╭─ INPUT RECORDS

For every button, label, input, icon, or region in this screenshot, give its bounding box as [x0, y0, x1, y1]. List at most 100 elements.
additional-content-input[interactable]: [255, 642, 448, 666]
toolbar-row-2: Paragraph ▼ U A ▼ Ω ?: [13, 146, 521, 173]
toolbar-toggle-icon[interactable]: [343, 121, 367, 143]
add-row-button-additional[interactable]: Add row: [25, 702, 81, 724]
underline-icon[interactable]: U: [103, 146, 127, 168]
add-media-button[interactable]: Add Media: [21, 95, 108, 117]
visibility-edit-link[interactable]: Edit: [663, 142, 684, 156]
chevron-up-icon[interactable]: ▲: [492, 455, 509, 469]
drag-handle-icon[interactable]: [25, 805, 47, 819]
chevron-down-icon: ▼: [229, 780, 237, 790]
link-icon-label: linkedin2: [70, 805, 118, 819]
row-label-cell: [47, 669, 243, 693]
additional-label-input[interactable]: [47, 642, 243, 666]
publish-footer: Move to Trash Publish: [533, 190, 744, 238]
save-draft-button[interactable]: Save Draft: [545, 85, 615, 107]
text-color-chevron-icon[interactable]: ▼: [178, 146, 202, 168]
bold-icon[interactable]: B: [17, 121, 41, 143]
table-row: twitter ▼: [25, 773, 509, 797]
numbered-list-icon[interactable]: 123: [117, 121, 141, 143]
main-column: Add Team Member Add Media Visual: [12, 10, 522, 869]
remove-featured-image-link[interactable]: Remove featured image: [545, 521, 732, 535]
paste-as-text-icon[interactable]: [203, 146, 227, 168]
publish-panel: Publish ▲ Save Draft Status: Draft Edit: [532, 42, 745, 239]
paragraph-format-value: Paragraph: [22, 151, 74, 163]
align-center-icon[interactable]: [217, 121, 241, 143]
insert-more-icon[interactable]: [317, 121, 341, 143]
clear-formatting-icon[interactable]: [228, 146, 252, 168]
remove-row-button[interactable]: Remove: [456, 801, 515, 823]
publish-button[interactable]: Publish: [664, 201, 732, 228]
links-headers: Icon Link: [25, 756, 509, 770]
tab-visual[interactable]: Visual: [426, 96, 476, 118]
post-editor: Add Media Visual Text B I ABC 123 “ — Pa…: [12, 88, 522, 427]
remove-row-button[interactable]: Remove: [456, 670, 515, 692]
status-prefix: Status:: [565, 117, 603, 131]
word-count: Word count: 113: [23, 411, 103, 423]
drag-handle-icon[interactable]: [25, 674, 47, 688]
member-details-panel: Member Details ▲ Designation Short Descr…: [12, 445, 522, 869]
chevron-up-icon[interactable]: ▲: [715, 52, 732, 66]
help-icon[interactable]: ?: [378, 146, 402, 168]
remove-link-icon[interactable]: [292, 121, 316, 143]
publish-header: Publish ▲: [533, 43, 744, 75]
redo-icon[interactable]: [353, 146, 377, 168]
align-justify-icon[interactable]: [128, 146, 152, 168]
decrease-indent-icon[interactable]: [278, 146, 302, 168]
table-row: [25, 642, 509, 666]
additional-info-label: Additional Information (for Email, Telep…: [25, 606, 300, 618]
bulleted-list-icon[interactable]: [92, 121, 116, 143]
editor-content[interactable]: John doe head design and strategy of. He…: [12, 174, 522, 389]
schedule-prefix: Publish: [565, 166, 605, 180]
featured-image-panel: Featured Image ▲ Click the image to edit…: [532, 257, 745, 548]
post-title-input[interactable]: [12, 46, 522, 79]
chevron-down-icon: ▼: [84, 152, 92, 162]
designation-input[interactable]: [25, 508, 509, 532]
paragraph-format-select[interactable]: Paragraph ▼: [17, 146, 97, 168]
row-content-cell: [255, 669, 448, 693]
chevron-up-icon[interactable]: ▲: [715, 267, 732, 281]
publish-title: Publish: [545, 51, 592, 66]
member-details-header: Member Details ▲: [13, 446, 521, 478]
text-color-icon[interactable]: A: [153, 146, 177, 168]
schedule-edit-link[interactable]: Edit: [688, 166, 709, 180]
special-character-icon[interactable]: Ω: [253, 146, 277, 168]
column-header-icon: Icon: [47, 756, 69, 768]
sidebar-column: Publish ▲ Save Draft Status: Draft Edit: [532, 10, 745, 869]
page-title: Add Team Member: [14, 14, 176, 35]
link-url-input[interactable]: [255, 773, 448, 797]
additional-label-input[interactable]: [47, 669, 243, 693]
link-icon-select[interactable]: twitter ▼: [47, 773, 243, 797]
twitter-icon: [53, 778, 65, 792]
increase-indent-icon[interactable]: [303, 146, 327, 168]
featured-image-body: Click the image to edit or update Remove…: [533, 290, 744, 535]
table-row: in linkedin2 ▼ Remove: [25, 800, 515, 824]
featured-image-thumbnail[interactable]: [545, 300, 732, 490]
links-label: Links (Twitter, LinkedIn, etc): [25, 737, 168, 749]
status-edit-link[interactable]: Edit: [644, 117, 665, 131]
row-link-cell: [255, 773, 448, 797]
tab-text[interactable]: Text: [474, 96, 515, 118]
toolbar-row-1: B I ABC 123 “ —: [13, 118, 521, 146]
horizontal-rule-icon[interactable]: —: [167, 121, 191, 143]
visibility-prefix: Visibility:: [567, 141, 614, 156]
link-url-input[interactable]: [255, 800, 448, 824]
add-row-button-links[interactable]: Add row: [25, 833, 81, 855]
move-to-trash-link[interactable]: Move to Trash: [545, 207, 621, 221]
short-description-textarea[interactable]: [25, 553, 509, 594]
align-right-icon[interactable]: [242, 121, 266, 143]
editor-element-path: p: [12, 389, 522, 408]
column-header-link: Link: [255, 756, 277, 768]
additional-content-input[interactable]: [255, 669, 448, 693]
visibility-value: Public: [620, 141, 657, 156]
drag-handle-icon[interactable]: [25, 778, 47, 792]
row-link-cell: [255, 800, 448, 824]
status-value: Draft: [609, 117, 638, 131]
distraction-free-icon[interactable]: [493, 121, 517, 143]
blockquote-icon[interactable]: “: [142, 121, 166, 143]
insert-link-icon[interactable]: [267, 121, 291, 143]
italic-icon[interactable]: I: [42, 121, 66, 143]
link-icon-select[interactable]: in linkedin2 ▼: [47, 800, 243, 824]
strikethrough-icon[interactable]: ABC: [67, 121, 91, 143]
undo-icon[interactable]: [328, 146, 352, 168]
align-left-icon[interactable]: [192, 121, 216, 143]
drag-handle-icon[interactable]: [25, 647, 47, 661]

╰─

[THE EXERCISE]: Please report how many lines in the data contain the string "toolbar". Give only the number.

[ANSWER BELOW]: 3